■ **Set task**: Word for word, restate every line of the listing that follows.
⁂
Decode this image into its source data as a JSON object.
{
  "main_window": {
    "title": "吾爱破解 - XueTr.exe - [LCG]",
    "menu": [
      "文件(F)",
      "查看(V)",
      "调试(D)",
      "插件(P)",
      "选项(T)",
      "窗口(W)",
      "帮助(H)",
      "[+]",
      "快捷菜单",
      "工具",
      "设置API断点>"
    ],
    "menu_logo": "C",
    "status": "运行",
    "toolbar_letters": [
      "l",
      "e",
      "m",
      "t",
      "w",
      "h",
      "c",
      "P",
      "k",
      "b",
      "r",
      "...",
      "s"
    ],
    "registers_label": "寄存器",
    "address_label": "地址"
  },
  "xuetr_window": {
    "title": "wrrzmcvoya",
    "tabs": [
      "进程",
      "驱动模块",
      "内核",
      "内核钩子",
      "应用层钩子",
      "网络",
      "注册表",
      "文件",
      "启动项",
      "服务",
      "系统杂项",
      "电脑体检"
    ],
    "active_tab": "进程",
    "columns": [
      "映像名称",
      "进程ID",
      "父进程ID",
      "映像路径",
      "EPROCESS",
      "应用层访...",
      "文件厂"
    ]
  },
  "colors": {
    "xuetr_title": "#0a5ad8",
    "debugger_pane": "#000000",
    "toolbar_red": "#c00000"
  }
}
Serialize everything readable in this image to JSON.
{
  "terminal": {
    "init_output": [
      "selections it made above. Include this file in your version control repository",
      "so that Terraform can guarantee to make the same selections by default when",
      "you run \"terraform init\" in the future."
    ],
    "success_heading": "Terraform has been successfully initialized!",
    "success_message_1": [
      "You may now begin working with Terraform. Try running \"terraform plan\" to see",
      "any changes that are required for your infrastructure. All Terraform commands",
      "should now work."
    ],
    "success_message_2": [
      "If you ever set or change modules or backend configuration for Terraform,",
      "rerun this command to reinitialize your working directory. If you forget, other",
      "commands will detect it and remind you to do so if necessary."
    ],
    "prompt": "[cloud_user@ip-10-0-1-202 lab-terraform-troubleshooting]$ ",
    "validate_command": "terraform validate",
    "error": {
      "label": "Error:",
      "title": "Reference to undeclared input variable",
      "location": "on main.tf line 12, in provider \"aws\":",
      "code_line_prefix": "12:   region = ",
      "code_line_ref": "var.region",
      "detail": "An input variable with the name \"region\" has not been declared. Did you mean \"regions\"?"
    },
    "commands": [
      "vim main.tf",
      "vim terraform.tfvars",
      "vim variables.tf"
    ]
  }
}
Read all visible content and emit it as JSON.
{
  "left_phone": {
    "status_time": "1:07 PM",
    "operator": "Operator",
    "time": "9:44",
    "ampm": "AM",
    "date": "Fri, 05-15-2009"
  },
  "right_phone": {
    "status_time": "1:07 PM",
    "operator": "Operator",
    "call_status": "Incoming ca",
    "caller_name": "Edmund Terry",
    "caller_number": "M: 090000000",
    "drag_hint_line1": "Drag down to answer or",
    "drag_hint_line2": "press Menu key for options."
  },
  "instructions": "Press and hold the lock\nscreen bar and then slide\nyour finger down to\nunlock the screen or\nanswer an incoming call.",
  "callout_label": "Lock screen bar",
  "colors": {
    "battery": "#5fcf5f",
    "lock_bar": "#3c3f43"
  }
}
⁂
■ **Task output**:
Decode this image into its source data as a JSON object.
{
  "main_window": {
    "title": "吾爱破解 - XueTr.exe - [LCG]",
    "menu": [
      "文件(F)",
      "查看(V)",
      "调试(D)",
      "插件(P)",
      "选项(T)",
      "窗口(W)",
      "帮助(H)",
      "[+]",
      "快捷菜单",
      "工具",
      "设置API断点>"
    ],
    "menu_logo": "C",
    "status": "运行",
    "toolbar_letters": [
      "l",
      "e",
      "m",
      "t",
      "w",
      "h",
      "c",
      "P",
      "k",
      "b",
      "r",
      "...",
      "s"
    ],
    "registers_label": "寄存器",
    "address_label": "地址"
  },
  "xuetr_window": {
    "title": "wrrzmcvoya",
    "tabs": [
      "进程",
      "驱动模块",
      "内核",
      "内核钩子",
      "应用层钩子",
      "网络",
      "注册表",
      "文件",
      "启动项",
      "服务",
      "系统杂项",
      "电脑体检"
    ],
    "active_tab": "进程",
    "columns": [
      "映像名称",
      "进程ID",
      "父进程ID",
      "映像路径",
      "EPROCESS",
      "应用层访...",
      "文件厂"
    ]
  },
  "colors": {
    "xuetr_title": "#0a5ad8",
    "debugger_pane": "#000000",
    "toolbar_red": "#c00000"
  }
}
Serialize everything readable in this image to JSON.
{
  "terminal": {
    "init_output": [
      "selections it made above. Include this file in your version control repository",
      "so that Terraform can guarantee to make the same selections by default when",
      "you run \"terraform init\" in the future."
    ],
    "success_heading": "Terraform has been successfully initialized!",
    "success_message_1": [
      "You may now begin working with Terraform. Try running \"terraform plan\" to see",
      "any changes that are required for your infrastructure. All Terraform commands",
      "should now work."
    ],
    "success_message_2": [
      "If you ever set or change modules or backend configuration for Terraform,",
      "rerun this command to reinitialize your working directory. If you forget, other",
      "commands will detect it and remind you to do so if necessary."
    ],
    "prompt": "[cloud_user@ip-10-0-1-202 lab-terraform-troubleshooting]$ ",
    "validate_command": "terraform validate",
    "error": {
      "label": "Error:",
      "title": "Reference to undeclared input variable",
      "location": "on main.tf line 12, in provider \"aws\":",
      "code_line_prefix": "12:   region = ",
      "code_line_ref": "var.region",
      "detail": "An input variable with the name \"region\" has not been declared. Did you mean \"regions\"?"
    },
    "commands": [
      "vim main.tf",
      "vim terraform.tfvars",
      "vim variables.tf"
    ]
  }
}
Read all visible content and emit it as JSON.
{
  "left_phone": {
    "status_time": "1:07 PM",
    "operator": "Operator",
    "time": "9:44",
    "ampm": "AM",
    "date": "Fri, 05-15-2009"
  },
  "right_phone": {
    "status_time": "1:07 PM",
    "operator": "Operator",
    "call_status": "Incoming ca",
    "caller_name": "Edmund Terry",
    "caller_number": "M: 090000000",
    "drag_hint_line1": "Drag down to answer or",
    "drag_hint_line2": "press Menu key for options."
  },
  "instructions": "Press and hold the lock\nscreen bar and then slide\nyour finger down to\nunlock the screen or\nanswer an incoming call.",
  "callout_label": "Lock screen bar",
  "colors": {
    "battery": "#5fcf5f",
    "lock_bar": "#3c3f43"
  }
}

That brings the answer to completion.